— start of Supplied data —

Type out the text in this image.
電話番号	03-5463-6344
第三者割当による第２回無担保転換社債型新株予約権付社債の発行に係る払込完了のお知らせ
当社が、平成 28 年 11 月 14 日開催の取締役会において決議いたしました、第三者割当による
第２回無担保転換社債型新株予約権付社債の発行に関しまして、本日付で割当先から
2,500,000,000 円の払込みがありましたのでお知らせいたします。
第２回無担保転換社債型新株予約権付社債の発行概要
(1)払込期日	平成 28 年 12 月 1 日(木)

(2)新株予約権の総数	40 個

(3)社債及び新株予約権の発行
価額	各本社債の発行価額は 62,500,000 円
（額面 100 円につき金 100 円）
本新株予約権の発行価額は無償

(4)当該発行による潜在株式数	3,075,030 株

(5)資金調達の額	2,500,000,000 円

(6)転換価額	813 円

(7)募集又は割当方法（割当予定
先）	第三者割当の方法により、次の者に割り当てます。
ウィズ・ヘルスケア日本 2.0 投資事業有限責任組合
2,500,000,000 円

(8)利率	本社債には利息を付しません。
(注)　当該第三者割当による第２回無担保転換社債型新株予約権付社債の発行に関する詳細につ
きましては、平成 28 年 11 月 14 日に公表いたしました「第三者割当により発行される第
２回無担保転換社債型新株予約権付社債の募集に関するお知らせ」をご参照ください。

— end of Supplied data —

=== What is expected ===
Repeat the material from above exactly, word for word.

=== Result ===
Type out the text in this image.
電話番号	03-5463-6344
第三者割当による第２回無担保転換社債型新株予約権付社債の発行に係る払込完了のお知らせ
当社が、平成 28 年 11 月 14 日開催の取締役会において決議いたしました、第三者割当による
第２回無担保転換社債型新株予約権付社債の発行に関しまして、本日付で割当先から
2,500,000,000 円の払込みがありましたのでお知らせいたします。
第２回無担保転換社債型新株予約権付社債の発行概要
(1)払込期日	平成 28 年 12 月 1 日(木)

(2)新株予約権の総数	40 個

(3)社債及び新株予約権の発行
価額	各本社債の発行価額は 62,500,000 円
（額面 100 円につき金 100 円）
本新株予約権の発行価額は無償

(4)当該発行による潜在株式数	3,075,030 株

(5)資金調達の額	2,500,000,000 円

(6)転換価額	813 円

(7)募集又は割当方法（割当予定
先）	第三者割当の方法により、次の者に割り当てます。
ウィズ・ヘルスケア日本 2.0 投資事業有限責任組合
2,500,000,000 円

(8)利率	本社債には利息を付しません。
(注)　当該第三者割当による第２回無担保転換社債型新株予約権付社債の発行に関する詳細につ
きましては、平成 28 年 11 月 14 日に公表いたしました「第三者割当により発行される第
２回無担保転換社債型新株予約権付社債の募集に関するお知らせ」をご参照ください。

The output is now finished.